EXERCISE REQUIREMENTS: Leaving out the pictures, output the lines from the one that contains "Output a JSON" through the end of the material, exactly as they stand.

Stored entries:
● ● ● ● ● ● ●

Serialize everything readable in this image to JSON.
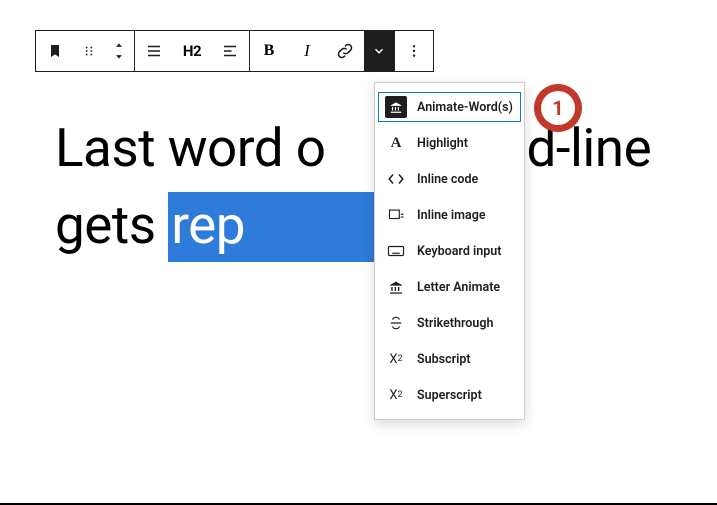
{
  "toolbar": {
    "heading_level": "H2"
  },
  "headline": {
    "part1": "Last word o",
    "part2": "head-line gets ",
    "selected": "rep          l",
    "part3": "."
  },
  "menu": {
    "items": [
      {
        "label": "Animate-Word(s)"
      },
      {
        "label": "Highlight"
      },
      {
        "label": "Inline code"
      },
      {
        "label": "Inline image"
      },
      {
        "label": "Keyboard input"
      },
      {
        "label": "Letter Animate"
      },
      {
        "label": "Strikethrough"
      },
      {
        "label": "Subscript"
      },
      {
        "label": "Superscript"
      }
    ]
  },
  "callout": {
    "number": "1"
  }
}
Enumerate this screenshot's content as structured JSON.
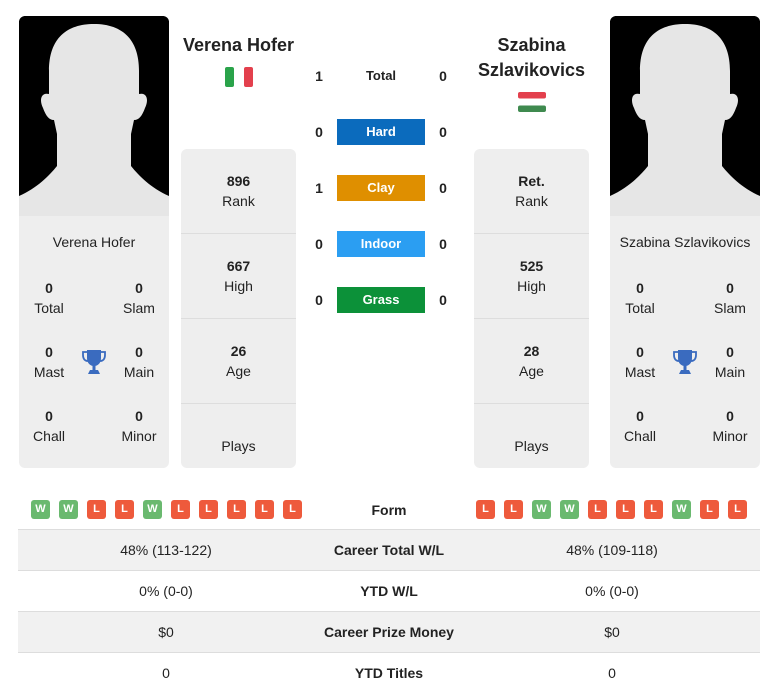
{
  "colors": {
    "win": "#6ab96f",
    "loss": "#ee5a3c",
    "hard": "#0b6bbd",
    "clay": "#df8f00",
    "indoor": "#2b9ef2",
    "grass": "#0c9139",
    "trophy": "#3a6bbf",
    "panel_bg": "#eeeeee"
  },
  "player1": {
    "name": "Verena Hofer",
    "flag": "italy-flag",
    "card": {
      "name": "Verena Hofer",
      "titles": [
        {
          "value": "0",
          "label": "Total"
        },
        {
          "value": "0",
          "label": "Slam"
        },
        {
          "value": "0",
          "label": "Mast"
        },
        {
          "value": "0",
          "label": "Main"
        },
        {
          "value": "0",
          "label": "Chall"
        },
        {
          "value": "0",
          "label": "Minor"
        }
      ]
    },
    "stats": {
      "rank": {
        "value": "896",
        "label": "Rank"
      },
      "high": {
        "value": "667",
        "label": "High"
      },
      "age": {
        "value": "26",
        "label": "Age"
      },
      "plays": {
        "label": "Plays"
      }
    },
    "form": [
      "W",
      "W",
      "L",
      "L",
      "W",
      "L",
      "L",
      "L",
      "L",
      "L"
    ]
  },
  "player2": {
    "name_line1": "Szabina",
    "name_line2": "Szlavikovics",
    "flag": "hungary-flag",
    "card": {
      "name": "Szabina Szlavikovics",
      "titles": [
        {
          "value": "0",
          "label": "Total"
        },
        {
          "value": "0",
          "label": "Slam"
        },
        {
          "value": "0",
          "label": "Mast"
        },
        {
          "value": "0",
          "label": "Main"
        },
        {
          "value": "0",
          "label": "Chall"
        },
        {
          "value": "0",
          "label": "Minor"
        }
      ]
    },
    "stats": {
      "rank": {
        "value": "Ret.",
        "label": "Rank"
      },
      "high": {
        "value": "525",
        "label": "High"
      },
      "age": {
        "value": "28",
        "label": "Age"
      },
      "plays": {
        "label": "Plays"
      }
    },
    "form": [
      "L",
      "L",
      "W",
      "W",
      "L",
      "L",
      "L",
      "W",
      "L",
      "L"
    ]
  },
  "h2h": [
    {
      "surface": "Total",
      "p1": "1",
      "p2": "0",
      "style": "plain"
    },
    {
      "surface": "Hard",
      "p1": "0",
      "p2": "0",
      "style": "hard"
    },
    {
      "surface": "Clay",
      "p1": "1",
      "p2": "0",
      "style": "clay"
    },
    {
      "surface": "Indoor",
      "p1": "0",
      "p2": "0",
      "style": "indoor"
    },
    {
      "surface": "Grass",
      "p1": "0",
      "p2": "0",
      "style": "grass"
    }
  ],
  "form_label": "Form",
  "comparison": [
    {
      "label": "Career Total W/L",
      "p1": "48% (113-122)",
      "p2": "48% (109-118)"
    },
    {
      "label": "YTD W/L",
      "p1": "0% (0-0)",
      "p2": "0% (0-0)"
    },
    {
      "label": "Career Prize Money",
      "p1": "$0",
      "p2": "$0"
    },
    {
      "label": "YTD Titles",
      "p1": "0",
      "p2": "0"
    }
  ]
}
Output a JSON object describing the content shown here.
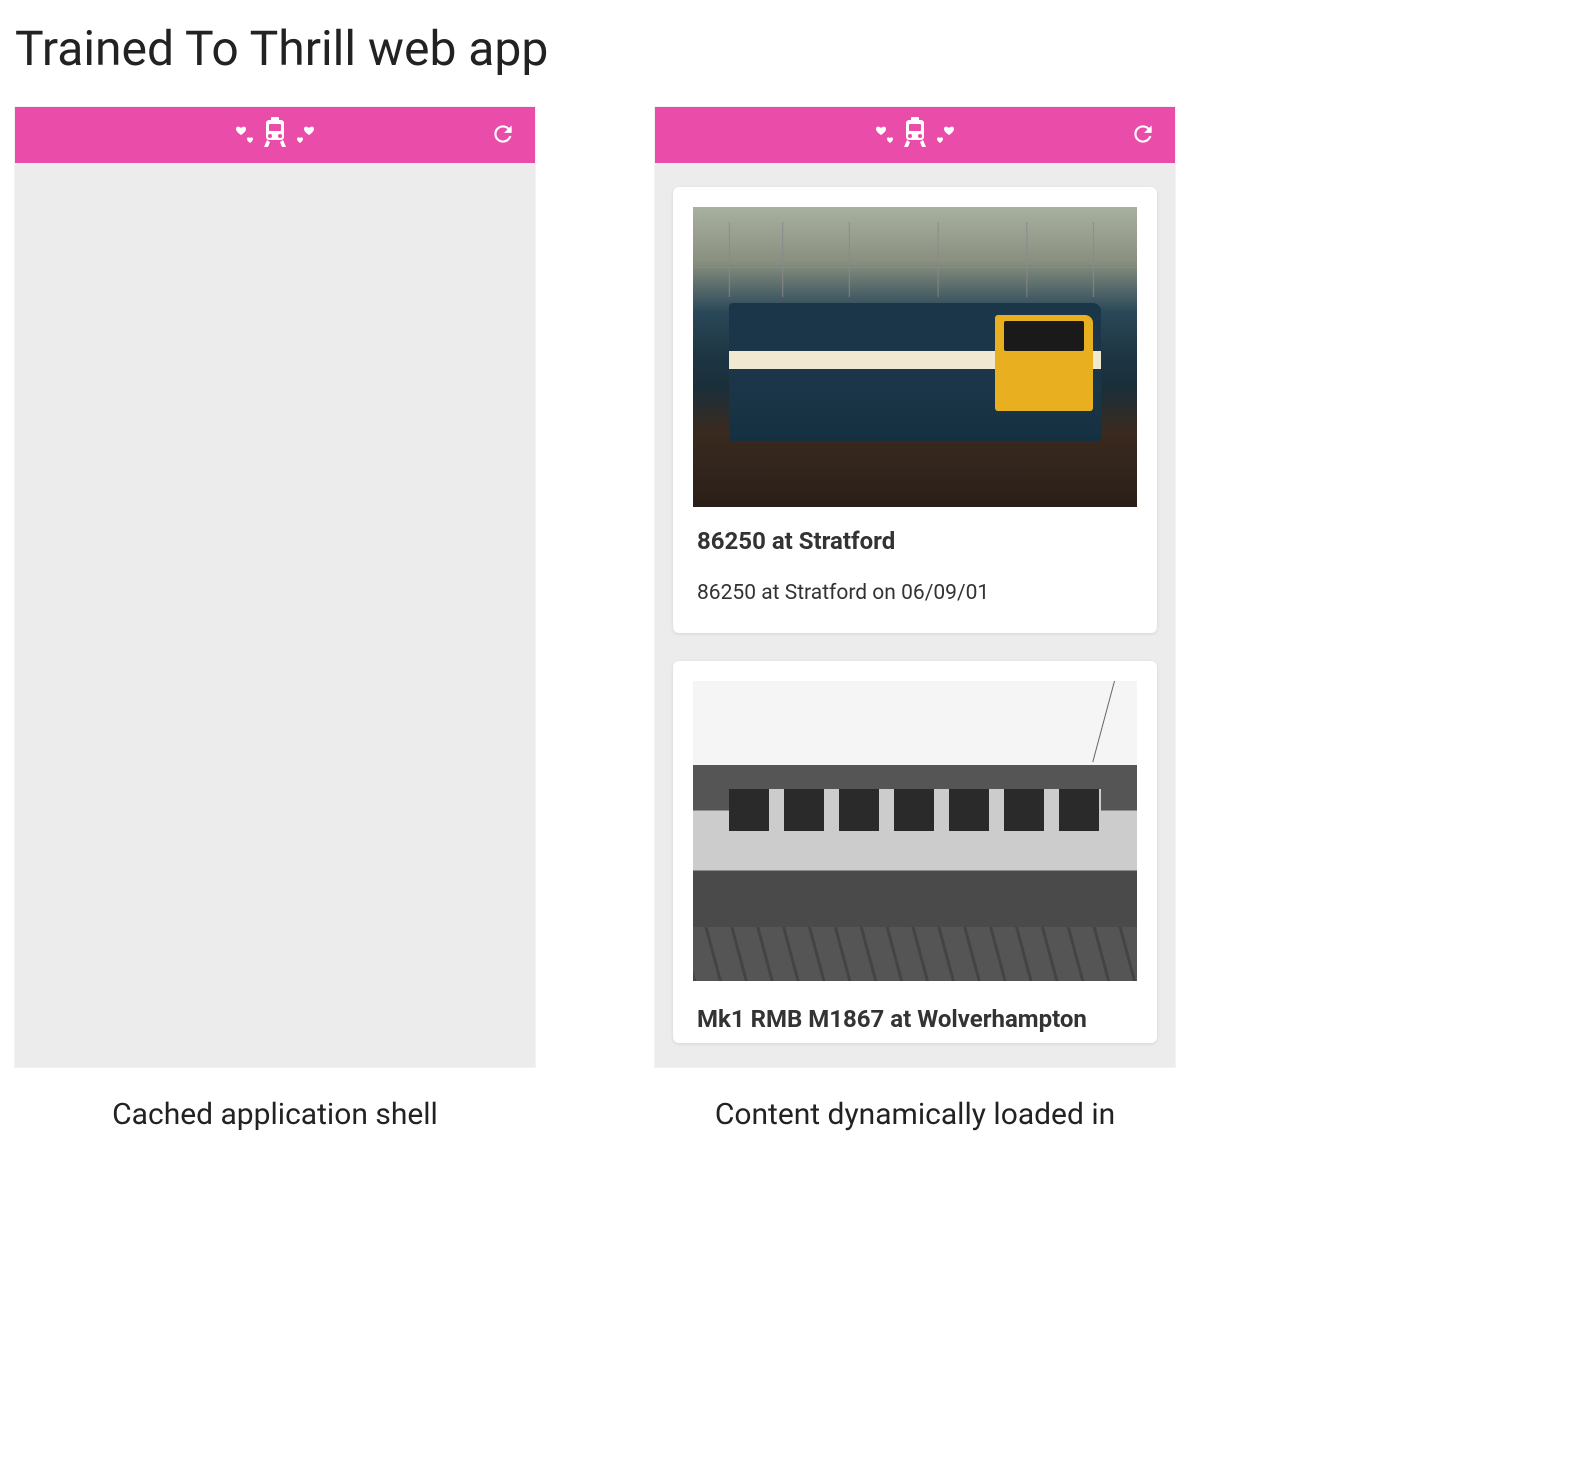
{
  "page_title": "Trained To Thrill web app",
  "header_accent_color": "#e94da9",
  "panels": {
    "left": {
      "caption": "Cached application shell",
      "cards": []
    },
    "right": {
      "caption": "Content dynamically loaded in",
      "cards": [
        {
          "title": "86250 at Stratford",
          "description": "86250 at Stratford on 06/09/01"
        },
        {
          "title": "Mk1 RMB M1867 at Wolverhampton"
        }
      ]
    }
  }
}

● ● ● ● ● ● ●

ANSWER TO THE EXERCISE:
Output a JSON object describing the content shown here.
{
  "page_title": "Trained To Thrill web app",
  "header_accent_color": "#e94da9",
  "panels": {
    "left": {
      "caption": "Cached application shell",
      "cards": []
    },
    "right": {
      "caption": "Content dynamically loaded in",
      "cards": [
        {
          "title": "86250 at Stratford",
          "description": "86250 at Stratford on 06/09/01"
        },
        {
          "title": "Mk1 RMB M1867 at Wolverhampton"
        }
      ]
    }
  }
}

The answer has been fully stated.